■ Your instructions
Wherever the word "Operating" turns up in a line of the entries, copy that line.

# Start of Recorded data

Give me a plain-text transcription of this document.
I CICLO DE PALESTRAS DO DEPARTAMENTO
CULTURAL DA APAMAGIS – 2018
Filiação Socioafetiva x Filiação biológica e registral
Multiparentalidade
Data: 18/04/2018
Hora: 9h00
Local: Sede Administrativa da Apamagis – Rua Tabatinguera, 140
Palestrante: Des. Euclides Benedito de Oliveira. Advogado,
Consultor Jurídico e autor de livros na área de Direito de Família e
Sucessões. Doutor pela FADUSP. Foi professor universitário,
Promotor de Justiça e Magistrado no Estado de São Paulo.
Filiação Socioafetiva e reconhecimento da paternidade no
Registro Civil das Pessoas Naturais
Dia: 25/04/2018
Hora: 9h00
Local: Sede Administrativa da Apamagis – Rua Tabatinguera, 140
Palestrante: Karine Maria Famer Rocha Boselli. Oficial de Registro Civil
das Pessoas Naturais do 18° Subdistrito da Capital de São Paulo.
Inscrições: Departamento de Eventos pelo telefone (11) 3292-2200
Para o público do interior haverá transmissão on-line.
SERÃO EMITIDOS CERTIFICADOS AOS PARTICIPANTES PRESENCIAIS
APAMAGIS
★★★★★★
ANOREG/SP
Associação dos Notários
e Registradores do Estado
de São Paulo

# End of Recorded data
# Start of Recorded data

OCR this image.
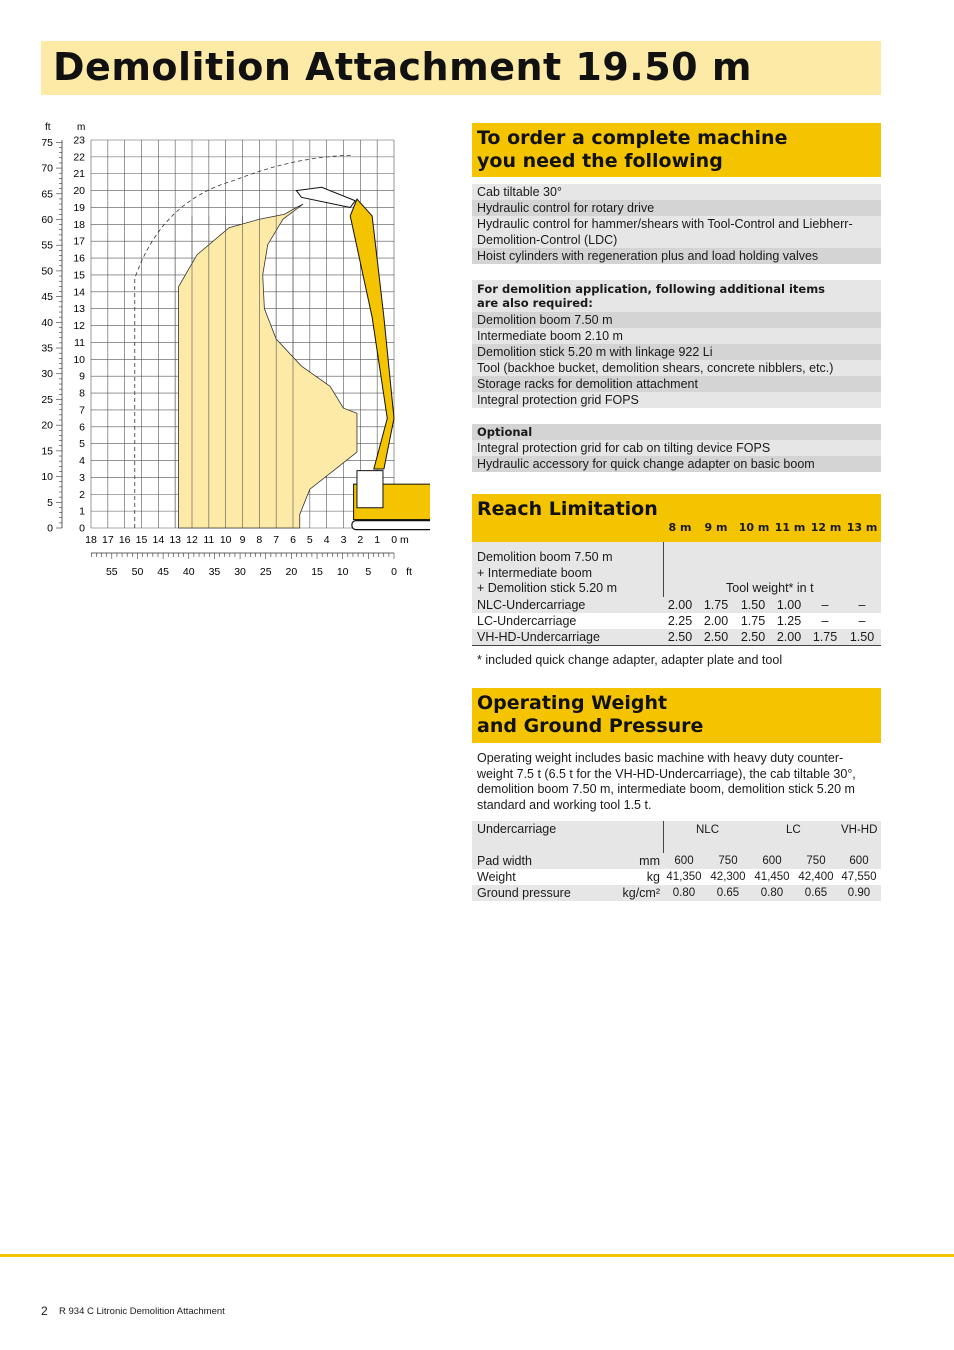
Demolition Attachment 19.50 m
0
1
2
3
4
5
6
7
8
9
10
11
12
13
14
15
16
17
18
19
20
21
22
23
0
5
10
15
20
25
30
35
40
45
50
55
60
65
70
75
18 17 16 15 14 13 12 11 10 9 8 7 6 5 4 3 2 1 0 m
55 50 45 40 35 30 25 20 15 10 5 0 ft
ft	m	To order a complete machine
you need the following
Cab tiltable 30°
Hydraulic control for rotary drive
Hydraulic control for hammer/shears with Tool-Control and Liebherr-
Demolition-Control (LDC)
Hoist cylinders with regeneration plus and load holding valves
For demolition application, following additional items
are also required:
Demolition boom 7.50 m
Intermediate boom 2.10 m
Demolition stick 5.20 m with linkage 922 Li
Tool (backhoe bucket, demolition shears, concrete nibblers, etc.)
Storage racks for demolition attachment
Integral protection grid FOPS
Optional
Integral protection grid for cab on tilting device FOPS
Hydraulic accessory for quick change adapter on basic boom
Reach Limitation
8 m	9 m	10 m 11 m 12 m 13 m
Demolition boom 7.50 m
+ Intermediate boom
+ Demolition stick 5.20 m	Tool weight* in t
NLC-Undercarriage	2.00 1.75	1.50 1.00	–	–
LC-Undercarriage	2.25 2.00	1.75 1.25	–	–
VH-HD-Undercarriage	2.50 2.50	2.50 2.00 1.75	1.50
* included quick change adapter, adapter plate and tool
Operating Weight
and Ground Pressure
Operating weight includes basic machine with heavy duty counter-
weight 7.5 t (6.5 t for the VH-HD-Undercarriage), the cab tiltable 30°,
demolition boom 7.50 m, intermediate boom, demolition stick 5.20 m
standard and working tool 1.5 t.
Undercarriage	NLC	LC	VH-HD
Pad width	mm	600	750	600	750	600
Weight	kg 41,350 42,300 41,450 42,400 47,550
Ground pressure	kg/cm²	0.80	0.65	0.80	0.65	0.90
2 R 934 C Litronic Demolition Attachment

# End of Recorded data

■ Task result
Operating Weight
Operating weight includes basic machine with heavy duty counter-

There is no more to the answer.